## TASK GOAL:
Reproduce, exactly and in full, the lines from the one with "Parse this screenshot: output" through the one with "What's the underlying" in the data below; drop pictures.

-- BEGIN EXTRACTED DATA --

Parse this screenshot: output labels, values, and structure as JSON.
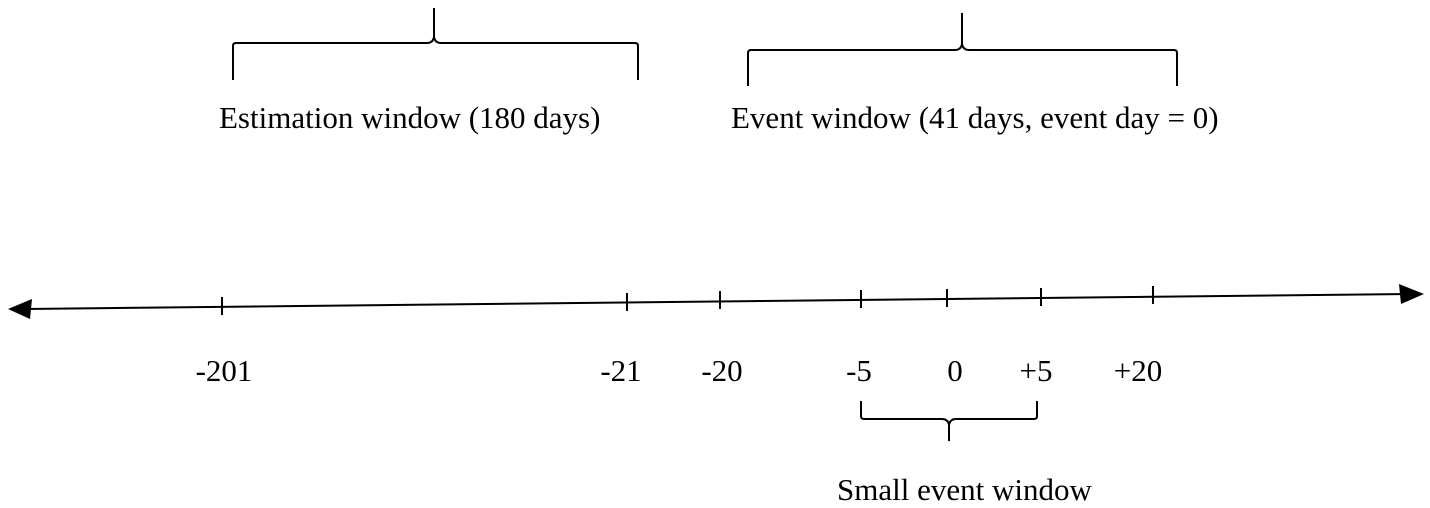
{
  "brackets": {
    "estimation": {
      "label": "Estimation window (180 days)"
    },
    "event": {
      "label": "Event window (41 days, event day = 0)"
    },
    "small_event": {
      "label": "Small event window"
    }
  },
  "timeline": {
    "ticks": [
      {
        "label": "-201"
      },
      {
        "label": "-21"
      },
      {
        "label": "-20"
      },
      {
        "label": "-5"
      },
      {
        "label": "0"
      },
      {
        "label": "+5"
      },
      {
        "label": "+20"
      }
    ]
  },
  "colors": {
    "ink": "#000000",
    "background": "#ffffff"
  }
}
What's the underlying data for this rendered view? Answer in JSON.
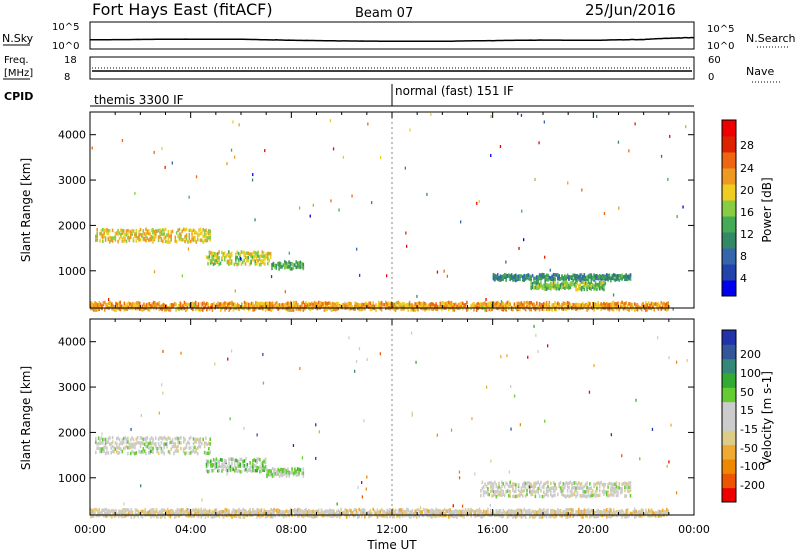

-- END EXTRACTED DATA --
-- BEGIN EXTRACTED DATA --

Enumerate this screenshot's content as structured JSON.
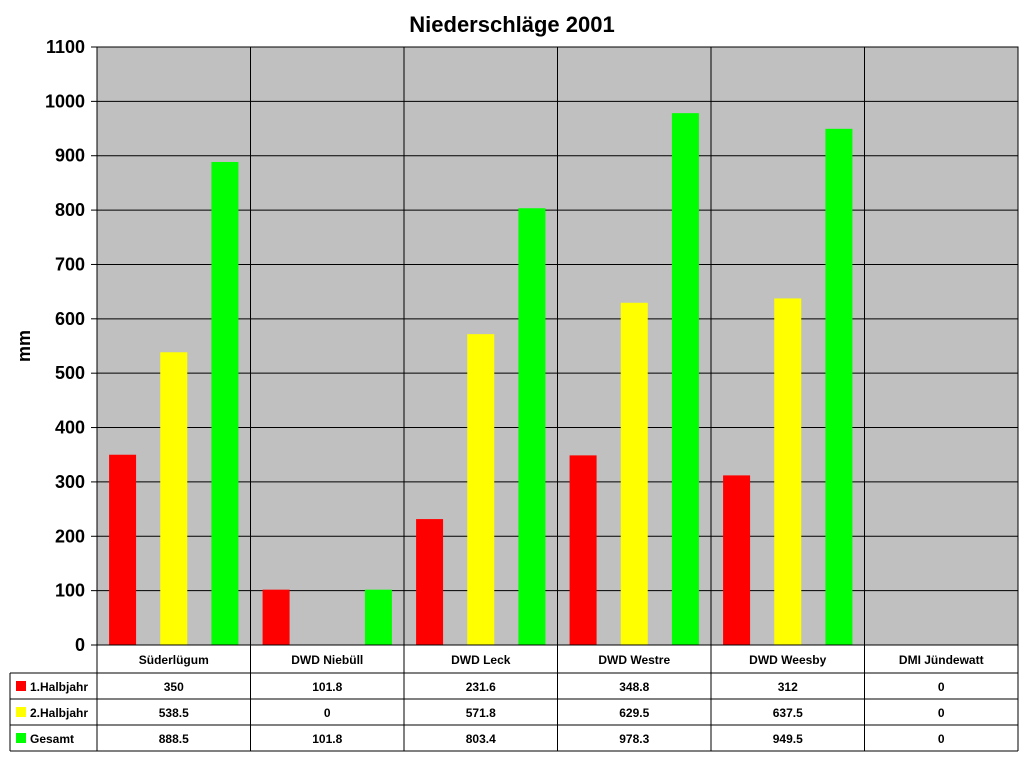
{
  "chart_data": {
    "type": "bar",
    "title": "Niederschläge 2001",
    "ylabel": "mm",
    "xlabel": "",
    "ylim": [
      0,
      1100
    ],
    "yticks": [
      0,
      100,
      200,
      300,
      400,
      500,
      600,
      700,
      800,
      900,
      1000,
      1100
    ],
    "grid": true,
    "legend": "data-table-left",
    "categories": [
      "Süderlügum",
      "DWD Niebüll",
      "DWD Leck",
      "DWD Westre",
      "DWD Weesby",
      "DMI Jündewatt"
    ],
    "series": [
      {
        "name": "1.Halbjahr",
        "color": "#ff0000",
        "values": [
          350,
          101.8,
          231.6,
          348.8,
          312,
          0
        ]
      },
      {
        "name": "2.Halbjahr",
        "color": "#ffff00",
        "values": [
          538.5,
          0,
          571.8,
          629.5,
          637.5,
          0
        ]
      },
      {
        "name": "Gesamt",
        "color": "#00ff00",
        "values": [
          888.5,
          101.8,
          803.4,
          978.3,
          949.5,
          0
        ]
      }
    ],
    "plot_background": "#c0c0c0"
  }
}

-- END EXTRACTED DATA --
-- BEGIN EXTRACTED DATA --

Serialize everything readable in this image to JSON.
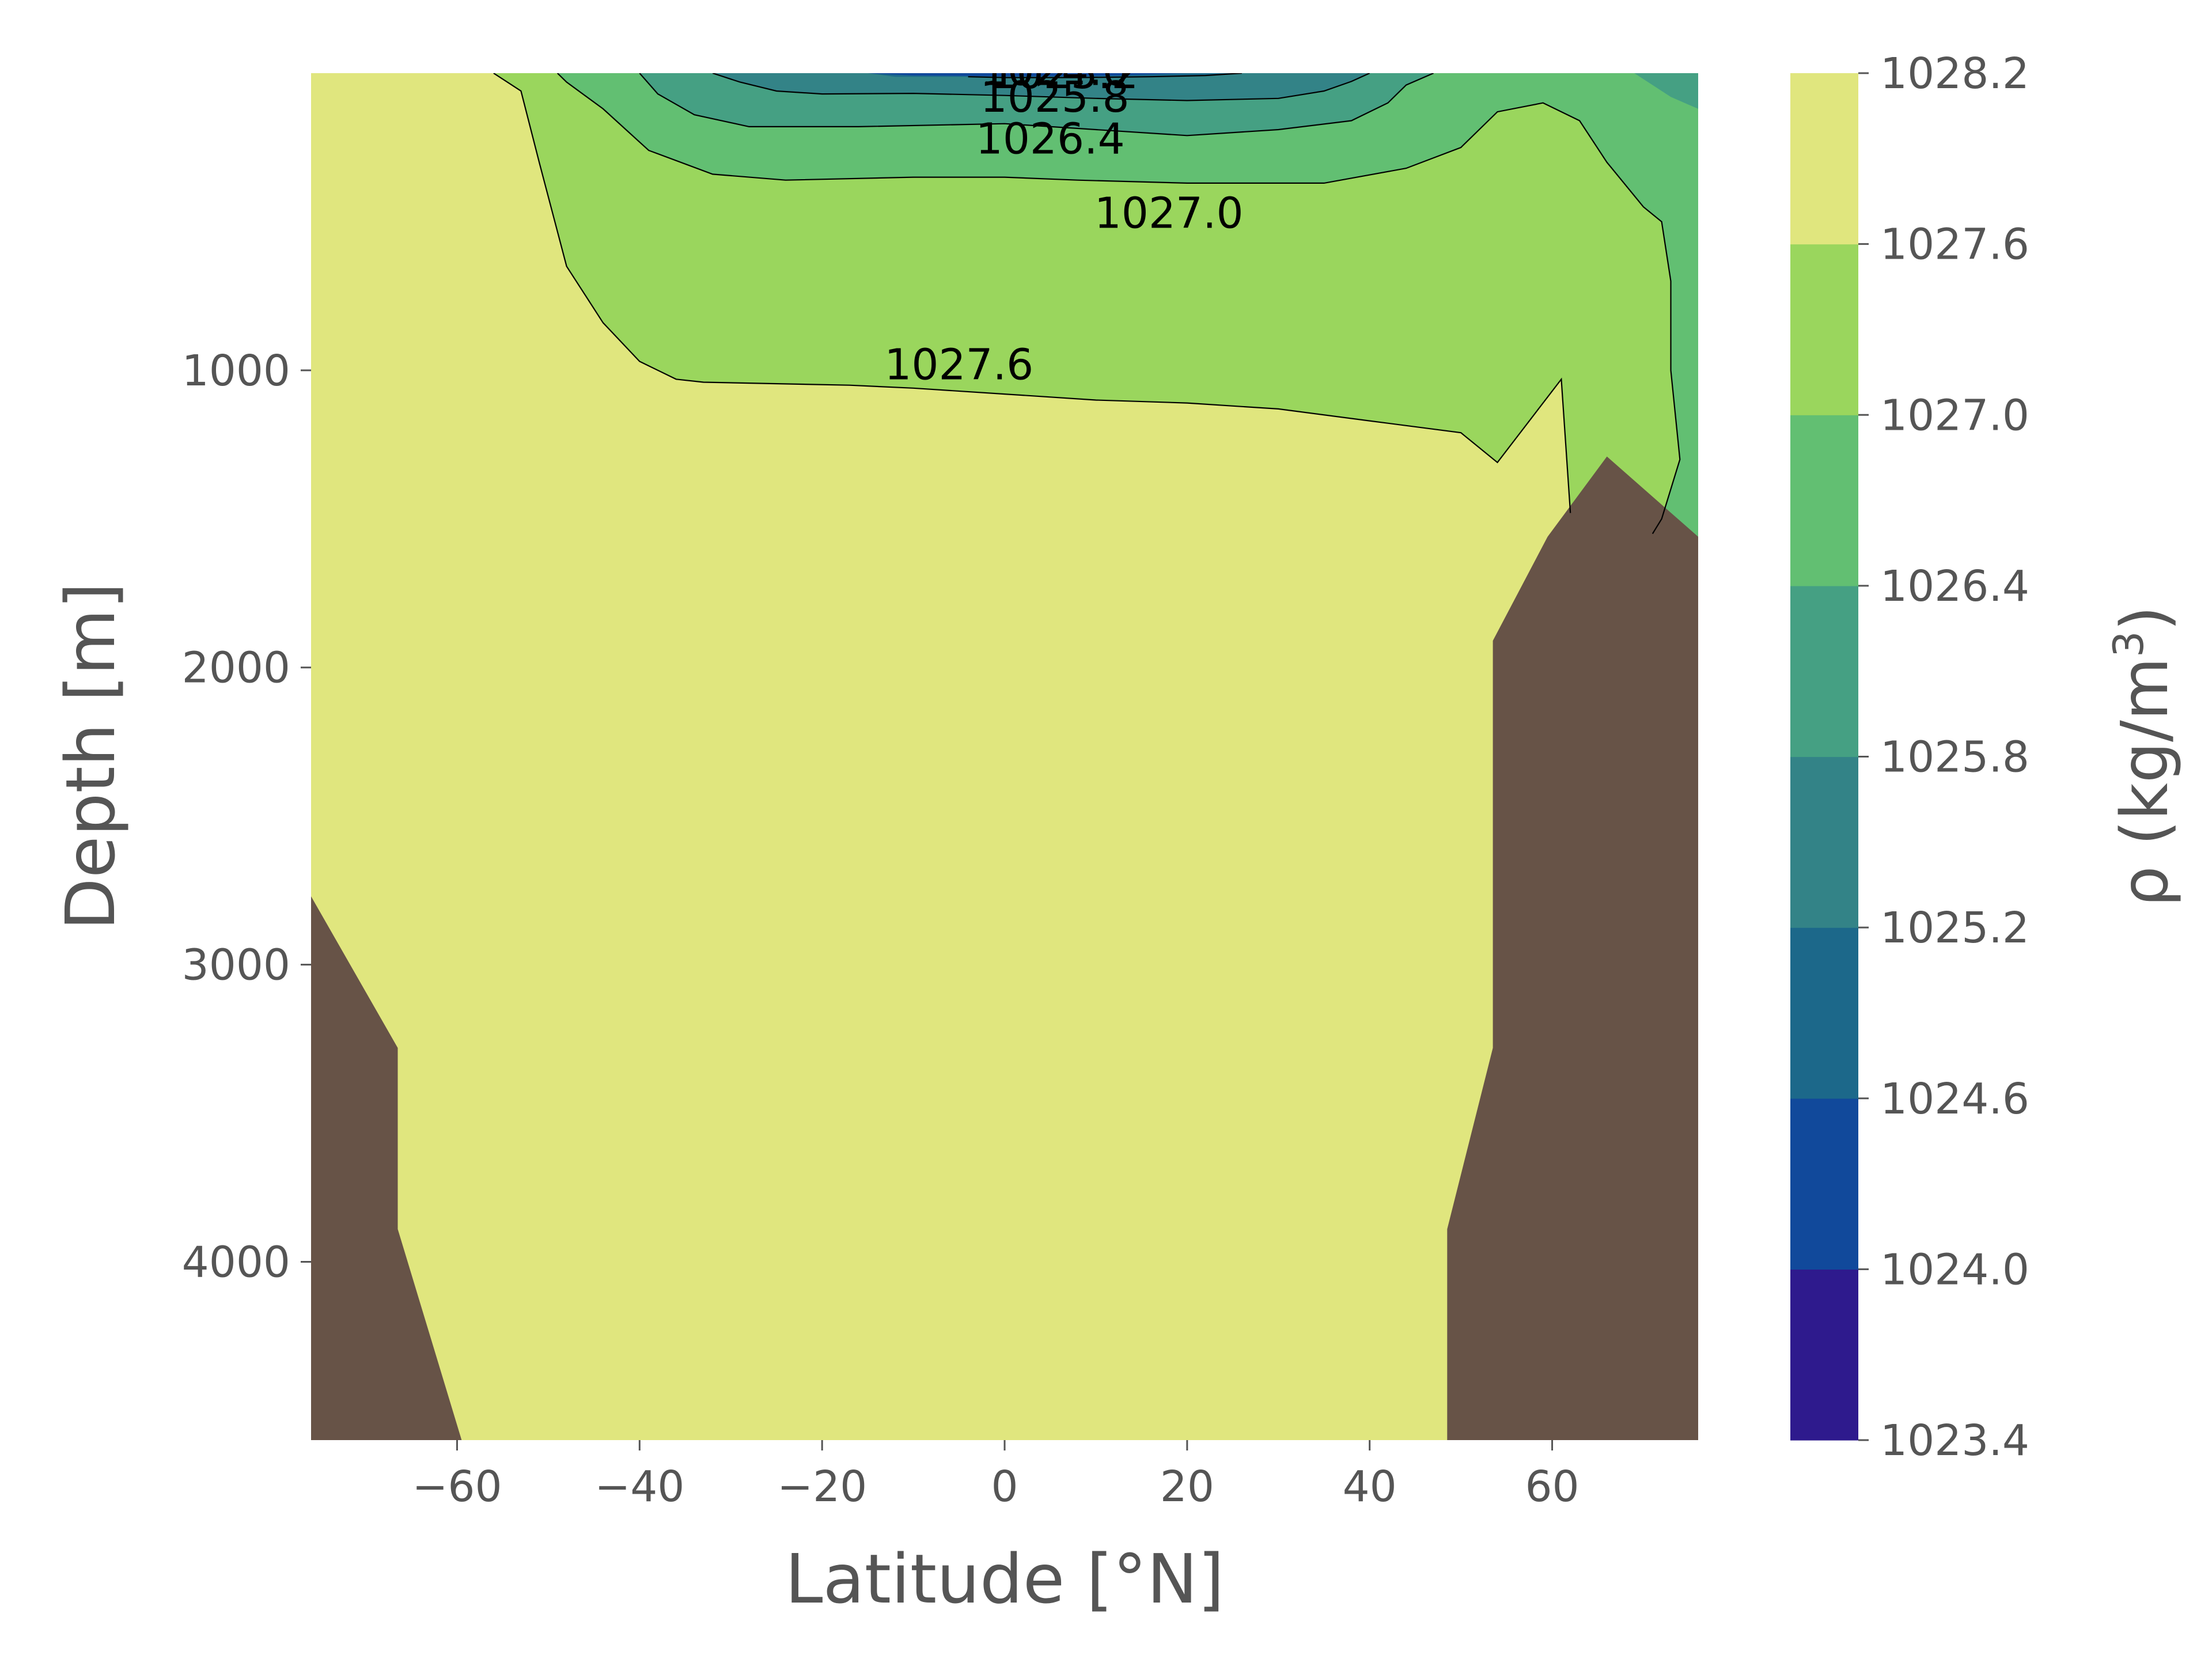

-- END EXTRACTED DATA --

## RESULT OF THE TASK:
Parse this screenshot: output labels, values, and structure as JSON.
{
  "brackets": {
    "estimation": {
      "label": "Estimation window (180 days)"
    },
    "event": {
      "label": "Event window (41 days, event day = 0)"
    },
    "small_event": {
      "label": "Small event window"
    }
  },
  "timeline": {
    "ticks": [
      {
        "label": "-201"
      },
      {
        "label": "-21"
      },
      {
        "label": "-20"
      },
      {
        "label": "-5"
      },
      {
        "label": "0"
      },
      {
        "label": "+5"
      },
      {
        "label": "+20"
      }
    ]
  },
  "colors": {
    "ink": "#000000",
    "background": "#ffffff"
  }
}
What's the underlying data for this rendered view? Answer in JSON.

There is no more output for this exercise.